WHAT NEEDS TO BE DONE:
Without the pictures, set down every line of the data exactly.

RECORDS FOR THE EXERCISE:
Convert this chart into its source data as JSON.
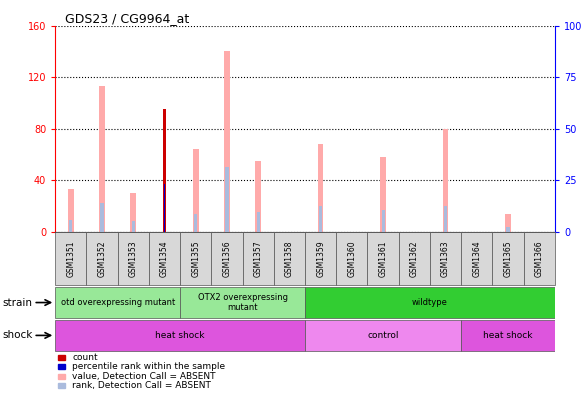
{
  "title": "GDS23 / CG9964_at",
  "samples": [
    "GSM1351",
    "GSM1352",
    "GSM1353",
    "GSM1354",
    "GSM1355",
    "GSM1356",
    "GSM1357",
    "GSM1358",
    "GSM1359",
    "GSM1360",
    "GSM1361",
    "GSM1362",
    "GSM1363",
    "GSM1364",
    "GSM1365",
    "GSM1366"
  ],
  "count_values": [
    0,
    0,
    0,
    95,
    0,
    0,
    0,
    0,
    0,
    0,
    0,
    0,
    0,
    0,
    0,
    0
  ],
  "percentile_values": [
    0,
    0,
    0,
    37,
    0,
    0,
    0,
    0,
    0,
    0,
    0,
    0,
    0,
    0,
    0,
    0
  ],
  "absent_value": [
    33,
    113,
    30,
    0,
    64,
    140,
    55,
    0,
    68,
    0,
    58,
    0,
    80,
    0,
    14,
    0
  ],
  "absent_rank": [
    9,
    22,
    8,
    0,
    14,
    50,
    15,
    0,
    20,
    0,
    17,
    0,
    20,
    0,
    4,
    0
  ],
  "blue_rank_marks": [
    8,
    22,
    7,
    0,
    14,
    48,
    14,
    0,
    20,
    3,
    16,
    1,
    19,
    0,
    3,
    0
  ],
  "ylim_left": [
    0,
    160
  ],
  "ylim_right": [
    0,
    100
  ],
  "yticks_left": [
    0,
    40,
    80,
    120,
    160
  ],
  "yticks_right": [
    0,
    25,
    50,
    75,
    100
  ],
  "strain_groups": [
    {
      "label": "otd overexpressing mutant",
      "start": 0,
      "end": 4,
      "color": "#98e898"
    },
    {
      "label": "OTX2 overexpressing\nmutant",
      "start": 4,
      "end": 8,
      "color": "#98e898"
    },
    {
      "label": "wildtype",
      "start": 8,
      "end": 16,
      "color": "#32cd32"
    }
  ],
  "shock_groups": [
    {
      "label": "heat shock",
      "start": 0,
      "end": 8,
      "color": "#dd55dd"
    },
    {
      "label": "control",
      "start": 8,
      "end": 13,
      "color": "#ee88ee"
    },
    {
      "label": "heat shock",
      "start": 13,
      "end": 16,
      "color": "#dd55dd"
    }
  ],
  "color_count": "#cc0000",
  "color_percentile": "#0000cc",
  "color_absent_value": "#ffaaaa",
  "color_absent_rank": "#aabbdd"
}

EXPECTED OUTPUT:
Convert this chart into its source data as JSON.
{
  "title": "GDS23 / CG9964_at",
  "samples": [
    "GSM1351",
    "GSM1352",
    "GSM1353",
    "GSM1354",
    "GSM1355",
    "GSM1356",
    "GSM1357",
    "GSM1358",
    "GSM1359",
    "GSM1360",
    "GSM1361",
    "GSM1362",
    "GSM1363",
    "GSM1364",
    "GSM1365",
    "GSM1366"
  ],
  "count_values": [
    0,
    0,
    0,
    95,
    0,
    0,
    0,
    0,
    0,
    0,
    0,
    0,
    0,
    0,
    0,
    0
  ],
  "percentile_values": [
    0,
    0,
    0,
    37,
    0,
    0,
    0,
    0,
    0,
    0,
    0,
    0,
    0,
    0,
    0,
    0
  ],
  "absent_value": [
    33,
    113,
    30,
    0,
    64,
    140,
    55,
    0,
    68,
    0,
    58,
    0,
    80,
    0,
    14,
    0
  ],
  "absent_rank": [
    9,
    22,
    8,
    0,
    14,
    50,
    15,
    0,
    20,
    0,
    17,
    0,
    20,
    0,
    4,
    0
  ],
  "blue_rank_marks": [
    8,
    22,
    7,
    0,
    14,
    48,
    14,
    0,
    20,
    3,
    16,
    1,
    19,
    0,
    3,
    0
  ],
  "ylim_left": [
    0,
    160
  ],
  "ylim_right": [
    0,
    100
  ],
  "yticks_left": [
    0,
    40,
    80,
    120,
    160
  ],
  "yticks_right": [
    0,
    25,
    50,
    75,
    100
  ],
  "strain_groups": [
    {
      "label": "otd overexpressing mutant",
      "start": 0,
      "end": 4,
      "color": "#98e898"
    },
    {
      "label": "OTX2 overexpressing\nmutant",
      "start": 4,
      "end": 8,
      "color": "#98e898"
    },
    {
      "label": "wildtype",
      "start": 8,
      "end": 16,
      "color": "#32cd32"
    }
  ],
  "shock_groups": [
    {
      "label": "heat shock",
      "start": 0,
      "end": 8,
      "color": "#dd55dd"
    },
    {
      "label": "control",
      "start": 8,
      "end": 13,
      "color": "#ee88ee"
    },
    {
      "label": "heat shock",
      "start": 13,
      "end": 16,
      "color": "#dd55dd"
    }
  ],
  "color_count": "#cc0000",
  "color_percentile": "#0000cc",
  "color_absent_value": "#ffaaaa",
  "color_absent_rank": "#aabbdd"
}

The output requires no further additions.